◆ Task statement ◆
Below is a listing; reproduce each line of it exactly.
__________
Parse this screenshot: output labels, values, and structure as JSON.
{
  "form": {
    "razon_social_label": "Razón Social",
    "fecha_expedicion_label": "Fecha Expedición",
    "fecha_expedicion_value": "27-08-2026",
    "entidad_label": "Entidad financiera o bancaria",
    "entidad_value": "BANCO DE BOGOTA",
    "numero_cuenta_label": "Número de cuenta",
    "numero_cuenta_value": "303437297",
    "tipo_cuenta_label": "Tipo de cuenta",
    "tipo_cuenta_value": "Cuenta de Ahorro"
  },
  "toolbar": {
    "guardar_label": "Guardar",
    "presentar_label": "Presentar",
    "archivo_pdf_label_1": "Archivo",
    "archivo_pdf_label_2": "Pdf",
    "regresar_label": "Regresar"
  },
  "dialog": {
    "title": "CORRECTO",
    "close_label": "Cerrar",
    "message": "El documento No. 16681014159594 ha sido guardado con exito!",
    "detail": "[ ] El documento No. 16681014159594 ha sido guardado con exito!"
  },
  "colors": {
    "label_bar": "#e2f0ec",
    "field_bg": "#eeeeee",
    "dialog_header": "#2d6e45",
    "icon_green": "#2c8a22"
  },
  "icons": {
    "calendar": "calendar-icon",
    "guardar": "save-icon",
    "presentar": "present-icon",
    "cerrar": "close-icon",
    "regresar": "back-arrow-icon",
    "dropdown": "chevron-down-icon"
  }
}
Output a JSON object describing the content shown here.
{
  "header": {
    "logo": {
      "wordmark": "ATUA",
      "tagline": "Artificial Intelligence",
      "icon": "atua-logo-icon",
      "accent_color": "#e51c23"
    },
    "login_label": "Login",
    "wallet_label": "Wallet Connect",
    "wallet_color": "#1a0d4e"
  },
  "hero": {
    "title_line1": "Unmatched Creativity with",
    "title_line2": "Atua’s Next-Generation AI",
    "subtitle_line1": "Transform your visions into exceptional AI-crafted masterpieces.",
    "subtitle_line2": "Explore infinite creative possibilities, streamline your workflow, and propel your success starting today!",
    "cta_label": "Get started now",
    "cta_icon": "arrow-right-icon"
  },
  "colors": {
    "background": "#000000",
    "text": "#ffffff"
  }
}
__________
◆ Written answer ◆
Parse this screenshot: output labels, values, and structure as JSON.
{
  "form": {
    "razon_social_label": "Razón Social",
    "fecha_expedicion_label": "Fecha Expedición",
    "fecha_expedicion_value": "27-08-2026",
    "entidad_label": "Entidad financiera o bancaria",
    "entidad_value": "BANCO DE BOGOTA",
    "numero_cuenta_label": "Número de cuenta",
    "numero_cuenta_value": "303437297",
    "tipo_cuenta_label": "Tipo de cuenta",
    "tipo_cuenta_value": "Cuenta de Ahorro"
  },
  "toolbar": {
    "guardar_label": "Guardar",
    "presentar_label": "Presentar",
    "archivo_pdf_label_1": "Archivo",
    "archivo_pdf_label_2": "Pdf",
    "regresar_label": "Regresar"
  },
  "dialog": {
    "title": "CORRECTO",
    "close_label": "Cerrar",
    "message": "El documento No. 16681014159594 ha sido guardado con exito!",
    "detail": "[ ] El documento No. 16681014159594 ha sido guardado con exito!"
  },
  "colors": {
    "label_bar": "#e2f0ec",
    "field_bg": "#eeeeee",
    "dialog_header": "#2d6e45",
    "icon_green": "#2c8a22"
  },
  "icons": {
    "calendar": "calendar-icon",
    "guardar": "save-icon",
    "presentar": "present-icon",
    "cerrar": "close-icon",
    "regresar": "back-arrow-icon",
    "dropdown": "chevron-down-icon"
  }
}
Output a JSON object describing the content shown here.
{
  "header": {
    "logo": {
      "wordmark": "ATUA",
      "tagline": "Artificial Intelligence",
      "icon": "atua-logo-icon",
      "accent_color": "#e51c23"
    },
    "login_label": "Login",
    "wallet_label": "Wallet Connect",
    "wallet_color": "#1a0d4e"
  },
  "hero": {
    "title_line1": "Unmatched Creativity with",
    "title_line2": "Atua’s Next-Generation AI",
    "subtitle_line1": "Transform your visions into exceptional AI-crafted masterpieces.",
    "subtitle_line2": "Explore infinite creative possibilities, streamline your workflow, and propel your success starting today!",
    "cta_label": "Get started now",
    "cta_icon": "arrow-right-icon"
  },
  "colors": {
    "background": "#000000",
    "text": "#ffffff"
  }
}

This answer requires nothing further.